>> begin RECORDS FOR THE TASK

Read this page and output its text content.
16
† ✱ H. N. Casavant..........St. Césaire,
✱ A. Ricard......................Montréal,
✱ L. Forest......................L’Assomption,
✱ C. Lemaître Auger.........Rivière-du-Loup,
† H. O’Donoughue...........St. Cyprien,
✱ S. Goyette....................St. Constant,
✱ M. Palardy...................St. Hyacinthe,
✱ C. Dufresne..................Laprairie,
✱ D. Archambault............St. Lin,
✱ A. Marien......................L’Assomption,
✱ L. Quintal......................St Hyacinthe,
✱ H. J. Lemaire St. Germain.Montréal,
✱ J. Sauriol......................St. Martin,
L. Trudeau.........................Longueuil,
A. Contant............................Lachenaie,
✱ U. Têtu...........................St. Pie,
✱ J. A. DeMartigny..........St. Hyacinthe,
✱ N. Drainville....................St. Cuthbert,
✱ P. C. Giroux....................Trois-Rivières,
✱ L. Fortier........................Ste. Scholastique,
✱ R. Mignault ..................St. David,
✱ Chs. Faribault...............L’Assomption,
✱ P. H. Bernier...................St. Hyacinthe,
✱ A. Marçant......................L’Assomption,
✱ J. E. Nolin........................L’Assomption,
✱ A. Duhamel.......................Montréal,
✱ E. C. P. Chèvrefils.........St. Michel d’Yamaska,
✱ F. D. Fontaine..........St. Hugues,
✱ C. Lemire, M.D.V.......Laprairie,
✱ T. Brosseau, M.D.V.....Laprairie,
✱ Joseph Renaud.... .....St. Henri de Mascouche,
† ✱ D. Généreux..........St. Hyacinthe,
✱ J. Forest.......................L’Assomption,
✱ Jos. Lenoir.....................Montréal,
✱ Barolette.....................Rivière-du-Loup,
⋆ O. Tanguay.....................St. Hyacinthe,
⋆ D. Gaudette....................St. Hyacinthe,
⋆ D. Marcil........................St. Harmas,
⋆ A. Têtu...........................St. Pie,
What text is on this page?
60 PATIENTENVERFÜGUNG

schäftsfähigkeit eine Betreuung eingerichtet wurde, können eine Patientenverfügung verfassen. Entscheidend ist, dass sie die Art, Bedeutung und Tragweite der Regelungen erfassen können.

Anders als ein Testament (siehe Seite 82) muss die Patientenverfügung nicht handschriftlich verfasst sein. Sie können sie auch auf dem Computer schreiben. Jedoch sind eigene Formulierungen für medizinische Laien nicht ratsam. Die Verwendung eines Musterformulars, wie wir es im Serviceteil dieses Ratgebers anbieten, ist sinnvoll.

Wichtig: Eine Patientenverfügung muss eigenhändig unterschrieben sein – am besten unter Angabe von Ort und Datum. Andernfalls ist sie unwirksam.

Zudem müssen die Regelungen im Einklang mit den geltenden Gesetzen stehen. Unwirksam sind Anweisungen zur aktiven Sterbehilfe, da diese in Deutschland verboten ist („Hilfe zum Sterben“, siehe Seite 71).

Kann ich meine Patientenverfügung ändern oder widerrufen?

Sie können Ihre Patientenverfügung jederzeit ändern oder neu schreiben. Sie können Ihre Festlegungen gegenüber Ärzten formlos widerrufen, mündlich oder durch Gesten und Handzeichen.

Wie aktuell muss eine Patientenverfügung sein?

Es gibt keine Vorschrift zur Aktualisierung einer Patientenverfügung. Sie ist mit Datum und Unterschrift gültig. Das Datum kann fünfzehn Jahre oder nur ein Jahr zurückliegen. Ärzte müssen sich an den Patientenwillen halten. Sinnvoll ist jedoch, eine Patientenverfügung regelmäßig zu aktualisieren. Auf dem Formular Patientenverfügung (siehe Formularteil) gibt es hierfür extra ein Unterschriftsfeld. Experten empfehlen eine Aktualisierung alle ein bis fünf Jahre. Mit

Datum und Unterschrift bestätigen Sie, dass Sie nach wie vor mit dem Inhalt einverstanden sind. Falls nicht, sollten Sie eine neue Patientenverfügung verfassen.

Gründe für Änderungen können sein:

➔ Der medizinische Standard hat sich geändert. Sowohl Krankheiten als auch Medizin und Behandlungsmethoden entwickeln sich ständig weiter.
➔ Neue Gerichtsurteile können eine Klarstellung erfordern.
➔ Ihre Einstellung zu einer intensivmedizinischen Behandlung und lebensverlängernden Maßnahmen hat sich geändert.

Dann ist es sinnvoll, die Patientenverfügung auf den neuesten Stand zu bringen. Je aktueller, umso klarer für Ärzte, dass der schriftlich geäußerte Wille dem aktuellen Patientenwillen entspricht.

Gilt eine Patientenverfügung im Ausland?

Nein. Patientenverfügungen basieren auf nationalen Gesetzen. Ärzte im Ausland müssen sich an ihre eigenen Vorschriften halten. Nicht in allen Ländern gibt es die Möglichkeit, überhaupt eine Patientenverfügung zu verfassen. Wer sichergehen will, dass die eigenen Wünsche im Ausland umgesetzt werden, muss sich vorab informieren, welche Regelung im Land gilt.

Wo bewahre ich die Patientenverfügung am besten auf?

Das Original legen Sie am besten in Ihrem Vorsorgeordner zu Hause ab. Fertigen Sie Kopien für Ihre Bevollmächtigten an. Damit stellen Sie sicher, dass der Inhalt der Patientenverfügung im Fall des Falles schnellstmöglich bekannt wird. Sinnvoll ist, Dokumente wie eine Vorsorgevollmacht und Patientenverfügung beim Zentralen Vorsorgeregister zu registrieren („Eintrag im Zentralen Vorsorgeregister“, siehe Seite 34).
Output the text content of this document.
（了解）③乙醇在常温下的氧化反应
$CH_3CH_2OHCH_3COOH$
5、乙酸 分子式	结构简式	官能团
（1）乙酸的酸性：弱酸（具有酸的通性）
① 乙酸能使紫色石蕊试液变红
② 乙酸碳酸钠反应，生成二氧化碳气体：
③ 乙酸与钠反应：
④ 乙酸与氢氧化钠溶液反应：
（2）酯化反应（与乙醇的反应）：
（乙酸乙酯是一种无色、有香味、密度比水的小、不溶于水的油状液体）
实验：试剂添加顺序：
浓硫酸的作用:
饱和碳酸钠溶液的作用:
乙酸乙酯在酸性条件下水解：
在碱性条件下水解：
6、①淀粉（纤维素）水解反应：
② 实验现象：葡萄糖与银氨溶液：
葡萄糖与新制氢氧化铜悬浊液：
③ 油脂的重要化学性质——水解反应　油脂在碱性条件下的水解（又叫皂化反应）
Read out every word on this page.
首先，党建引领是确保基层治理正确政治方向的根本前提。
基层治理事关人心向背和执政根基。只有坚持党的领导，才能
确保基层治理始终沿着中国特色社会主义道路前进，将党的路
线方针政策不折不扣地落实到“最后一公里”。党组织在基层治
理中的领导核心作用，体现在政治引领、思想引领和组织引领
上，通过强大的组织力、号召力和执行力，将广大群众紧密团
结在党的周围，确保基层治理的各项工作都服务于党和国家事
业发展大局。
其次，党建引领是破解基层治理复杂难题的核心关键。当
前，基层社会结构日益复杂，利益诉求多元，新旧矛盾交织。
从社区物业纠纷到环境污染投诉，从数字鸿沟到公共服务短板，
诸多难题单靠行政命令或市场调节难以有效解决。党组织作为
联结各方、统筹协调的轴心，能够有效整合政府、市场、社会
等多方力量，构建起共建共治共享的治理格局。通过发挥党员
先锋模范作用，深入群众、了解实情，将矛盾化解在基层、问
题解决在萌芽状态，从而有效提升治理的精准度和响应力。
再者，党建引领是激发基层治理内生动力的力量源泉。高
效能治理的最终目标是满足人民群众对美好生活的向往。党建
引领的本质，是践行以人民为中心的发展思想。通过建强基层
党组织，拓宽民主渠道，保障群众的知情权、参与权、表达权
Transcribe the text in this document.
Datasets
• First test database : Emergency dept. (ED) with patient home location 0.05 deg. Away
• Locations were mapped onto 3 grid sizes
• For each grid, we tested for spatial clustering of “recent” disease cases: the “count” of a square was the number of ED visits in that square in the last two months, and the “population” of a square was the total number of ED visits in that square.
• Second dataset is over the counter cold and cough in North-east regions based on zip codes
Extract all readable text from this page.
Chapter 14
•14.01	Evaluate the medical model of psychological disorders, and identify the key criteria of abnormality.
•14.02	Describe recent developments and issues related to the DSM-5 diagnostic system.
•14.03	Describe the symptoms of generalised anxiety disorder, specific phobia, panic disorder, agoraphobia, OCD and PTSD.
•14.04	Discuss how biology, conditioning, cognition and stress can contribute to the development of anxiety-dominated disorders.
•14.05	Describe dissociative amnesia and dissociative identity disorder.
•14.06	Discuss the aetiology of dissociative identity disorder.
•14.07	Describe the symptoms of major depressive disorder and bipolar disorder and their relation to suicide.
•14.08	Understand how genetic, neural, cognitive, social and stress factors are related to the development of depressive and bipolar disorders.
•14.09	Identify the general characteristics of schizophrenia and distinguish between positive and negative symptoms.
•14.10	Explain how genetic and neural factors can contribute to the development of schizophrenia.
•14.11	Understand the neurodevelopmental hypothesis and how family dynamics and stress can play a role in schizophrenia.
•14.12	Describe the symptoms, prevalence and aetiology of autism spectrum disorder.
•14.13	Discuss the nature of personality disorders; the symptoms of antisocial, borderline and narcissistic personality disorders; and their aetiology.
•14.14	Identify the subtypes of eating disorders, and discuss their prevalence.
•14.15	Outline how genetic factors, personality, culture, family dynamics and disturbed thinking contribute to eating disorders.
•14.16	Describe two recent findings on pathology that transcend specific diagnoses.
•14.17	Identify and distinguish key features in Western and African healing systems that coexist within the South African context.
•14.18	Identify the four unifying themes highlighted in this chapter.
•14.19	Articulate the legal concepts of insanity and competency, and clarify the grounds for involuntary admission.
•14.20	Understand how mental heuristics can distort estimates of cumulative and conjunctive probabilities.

>> end RECORDS FOR THE TASK

AIM OF THE TASK -
Scan the listing above for the word "content" and copy every line that holds it.

THE REPLY -
Read this page and output its text content.
Output the text content of this document.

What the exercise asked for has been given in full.